Stored entries
######

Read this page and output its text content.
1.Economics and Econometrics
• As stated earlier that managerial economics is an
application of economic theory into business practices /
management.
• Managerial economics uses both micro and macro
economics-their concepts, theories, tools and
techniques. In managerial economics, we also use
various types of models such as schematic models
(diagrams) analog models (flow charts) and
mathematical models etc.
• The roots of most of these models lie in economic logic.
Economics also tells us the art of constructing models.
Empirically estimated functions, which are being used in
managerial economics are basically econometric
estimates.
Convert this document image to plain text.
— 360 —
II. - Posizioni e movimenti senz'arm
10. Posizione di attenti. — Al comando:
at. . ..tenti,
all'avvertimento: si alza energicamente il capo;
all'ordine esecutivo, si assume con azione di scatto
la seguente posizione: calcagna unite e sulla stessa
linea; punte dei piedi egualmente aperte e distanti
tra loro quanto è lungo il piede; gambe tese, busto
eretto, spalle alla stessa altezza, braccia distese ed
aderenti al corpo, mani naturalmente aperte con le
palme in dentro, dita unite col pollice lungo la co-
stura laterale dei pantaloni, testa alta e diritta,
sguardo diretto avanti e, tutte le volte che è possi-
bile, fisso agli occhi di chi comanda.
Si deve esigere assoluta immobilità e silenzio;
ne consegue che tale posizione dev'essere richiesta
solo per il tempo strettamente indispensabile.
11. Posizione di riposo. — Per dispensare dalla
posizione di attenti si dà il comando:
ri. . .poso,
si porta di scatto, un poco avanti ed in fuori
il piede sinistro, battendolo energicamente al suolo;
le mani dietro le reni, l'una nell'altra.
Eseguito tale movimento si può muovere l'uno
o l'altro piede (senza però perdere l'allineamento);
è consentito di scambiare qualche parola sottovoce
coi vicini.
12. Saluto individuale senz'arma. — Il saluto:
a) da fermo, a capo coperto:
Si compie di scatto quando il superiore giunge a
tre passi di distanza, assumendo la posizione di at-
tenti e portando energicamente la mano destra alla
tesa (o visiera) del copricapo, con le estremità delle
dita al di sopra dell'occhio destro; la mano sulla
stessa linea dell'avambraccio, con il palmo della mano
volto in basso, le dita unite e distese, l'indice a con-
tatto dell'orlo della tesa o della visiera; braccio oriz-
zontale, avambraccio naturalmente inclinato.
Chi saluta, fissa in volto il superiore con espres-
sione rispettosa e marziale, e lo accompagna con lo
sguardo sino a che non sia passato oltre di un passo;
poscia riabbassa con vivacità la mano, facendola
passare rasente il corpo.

######

Among the lines of the data above, count those holding "sulla" and state only the number.

_Finished exercise_
2